-- Given problem --
Will you transcribe the entries that follow, exactly and in full?

BEGIN Raw records

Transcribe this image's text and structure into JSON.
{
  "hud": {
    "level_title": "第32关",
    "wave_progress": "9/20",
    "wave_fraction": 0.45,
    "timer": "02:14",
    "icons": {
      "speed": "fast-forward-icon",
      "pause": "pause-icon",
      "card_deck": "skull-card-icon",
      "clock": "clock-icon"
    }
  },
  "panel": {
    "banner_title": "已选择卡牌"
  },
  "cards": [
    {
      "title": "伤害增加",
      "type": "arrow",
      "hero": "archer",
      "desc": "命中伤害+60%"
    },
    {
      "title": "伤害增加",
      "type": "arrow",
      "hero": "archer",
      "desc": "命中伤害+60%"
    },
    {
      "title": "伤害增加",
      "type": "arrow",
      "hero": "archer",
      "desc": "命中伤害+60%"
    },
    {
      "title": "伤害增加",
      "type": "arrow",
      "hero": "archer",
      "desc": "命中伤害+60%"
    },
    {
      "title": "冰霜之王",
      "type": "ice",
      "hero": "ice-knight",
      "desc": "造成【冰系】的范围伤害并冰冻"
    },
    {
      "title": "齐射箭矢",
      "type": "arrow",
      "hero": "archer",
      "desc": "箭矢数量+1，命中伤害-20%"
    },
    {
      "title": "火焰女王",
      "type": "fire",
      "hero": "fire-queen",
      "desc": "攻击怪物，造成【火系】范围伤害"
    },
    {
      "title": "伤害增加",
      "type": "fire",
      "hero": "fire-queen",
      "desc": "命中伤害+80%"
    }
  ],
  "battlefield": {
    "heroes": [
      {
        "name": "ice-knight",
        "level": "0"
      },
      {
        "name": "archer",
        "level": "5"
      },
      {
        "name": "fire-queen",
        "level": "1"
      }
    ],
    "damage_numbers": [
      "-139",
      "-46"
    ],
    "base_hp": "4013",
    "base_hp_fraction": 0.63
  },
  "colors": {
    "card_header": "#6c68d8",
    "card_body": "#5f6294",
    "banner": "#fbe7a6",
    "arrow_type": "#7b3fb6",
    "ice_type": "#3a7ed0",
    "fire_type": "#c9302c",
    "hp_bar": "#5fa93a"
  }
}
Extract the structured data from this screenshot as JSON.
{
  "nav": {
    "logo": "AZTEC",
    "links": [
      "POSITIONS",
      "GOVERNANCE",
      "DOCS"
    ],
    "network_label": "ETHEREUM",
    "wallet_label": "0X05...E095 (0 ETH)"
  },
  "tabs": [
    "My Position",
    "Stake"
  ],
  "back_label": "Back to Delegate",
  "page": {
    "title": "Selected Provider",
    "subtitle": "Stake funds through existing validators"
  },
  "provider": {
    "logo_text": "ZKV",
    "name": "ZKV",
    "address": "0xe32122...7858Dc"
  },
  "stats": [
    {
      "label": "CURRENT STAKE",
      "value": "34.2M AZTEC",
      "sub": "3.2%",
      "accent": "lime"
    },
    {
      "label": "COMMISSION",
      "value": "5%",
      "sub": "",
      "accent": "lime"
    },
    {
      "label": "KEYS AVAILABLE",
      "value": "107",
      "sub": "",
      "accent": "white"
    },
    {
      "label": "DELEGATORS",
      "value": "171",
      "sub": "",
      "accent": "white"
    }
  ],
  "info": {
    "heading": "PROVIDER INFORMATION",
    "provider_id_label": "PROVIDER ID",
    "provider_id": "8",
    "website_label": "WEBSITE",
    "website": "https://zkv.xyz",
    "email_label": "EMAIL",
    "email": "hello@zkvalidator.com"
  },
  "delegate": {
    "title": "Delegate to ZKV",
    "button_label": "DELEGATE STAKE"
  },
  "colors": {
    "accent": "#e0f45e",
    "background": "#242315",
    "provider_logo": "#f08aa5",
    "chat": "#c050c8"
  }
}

END Raw records

-- Finished answer --
Transcribe this image's text and structure into JSON.
{
  "hud": {
    "level_title": "第32关",
    "wave_progress": "9/20",
    "wave_fraction": 0.45,
    "timer": "02:14",
    "icons": {
      "speed": "fast-forward-icon",
      "pause": "pause-icon",
      "card_deck": "skull-card-icon",
      "clock": "clock-icon"
    }
  },
  "panel": {
    "banner_title": "已选择卡牌"
  },
  "cards": [
    {
      "title": "伤害增加",
      "type": "arrow",
      "hero": "archer",
      "desc": "命中伤害+60%"
    },
    {
      "title": "伤害增加",
      "type": "arrow",
      "hero": "archer",
      "desc": "命中伤害+60%"
    },
    {
      "title": "伤害增加",
      "type": "arrow",
      "hero": "archer",
      "desc": "命中伤害+60%"
    },
    {
      "title": "伤害增加",
      "type": "arrow",
      "hero": "archer",
      "desc": "命中伤害+60%"
    },
    {
      "title": "冰霜之王",
      "type": "ice",
      "hero": "ice-knight",
      "desc": "造成【冰系】的范围伤害并冰冻"
    },
    {
      "title": "齐射箭矢",
      "type": "arrow",
      "hero": "archer",
      "desc": "箭矢数量+1，命中伤害-20%"
    },
    {
      "title": "火焰女王",
      "type": "fire",
      "hero": "fire-queen",
      "desc": "攻击怪物，造成【火系】范围伤害"
    },
    {
      "title": "伤害增加",
      "type": "fire",
      "hero": "fire-queen",
      "desc": "命中伤害+80%"
    }
  ],
  "battlefield": {
    "heroes": [
      {
        "name": "ice-knight",
        "level": "0"
      },
      {
        "name": "archer",
        "level": "5"
      },
      {
        "name": "fire-queen",
        "level": "1"
      }
    ],
    "damage_numbers": [
      "-139",
      "-46"
    ],
    "base_hp": "4013",
    "base_hp_fraction": 0.63
  },
  "colors": {
    "card_header": "#6c68d8",
    "card_body": "#5f6294",
    "banner": "#fbe7a6",
    "arrow_type": "#7b3fb6",
    "ice_type": "#3a7ed0",
    "fire_type": "#c9302c",
    "hp_bar": "#5fa93a"
  }
}
Extract the structured data from this screenshot as JSON.
{
  "nav": {
    "logo": "AZTEC",
    "links": [
      "POSITIONS",
      "GOVERNANCE",
      "DOCS"
    ],
    "network_label": "ETHEREUM",
    "wallet_label": "0X05...E095 (0 ETH)"
  },
  "tabs": [
    "My Position",
    "Stake"
  ],
  "back_label": "Back to Delegate",
  "page": {
    "title": "Selected Provider",
    "subtitle": "Stake funds through existing validators"
  },
  "provider": {
    "logo_text": "ZKV",
    "name": "ZKV",
    "address": "0xe32122...7858Dc"
  },
  "stats": [
    {
      "label": "CURRENT STAKE",
      "value": "34.2M AZTEC",
      "sub": "3.2%",
      "accent": "lime"
    },
    {
      "label": "COMMISSION",
      "value": "5%",
      "sub": "",
      "accent": "lime"
    },
    {
      "label": "KEYS AVAILABLE",
      "value": "107",
      "sub": "",
      "accent": "white"
    },
    {
      "label": "DELEGATORS",
      "value": "171",
      "sub": "",
      "accent": "white"
    }
  ],
  "info": {
    "heading": "PROVIDER INFORMATION",
    "provider_id_label": "PROVIDER ID",
    "provider_id": "8",
    "website_label": "WEBSITE",
    "website": "https://zkv.xyz",
    "email_label": "EMAIL",
    "email": "hello@zkvalidator.com"
  },
  "delegate": {
    "title": "Delegate to ZKV",
    "button_label": "DELEGATE STAKE"
  },
  "colors": {
    "accent": "#e0f45e",
    "background": "#242315",
    "provider_logo": "#f08aa5",
    "chat": "#c050c8"
  }
}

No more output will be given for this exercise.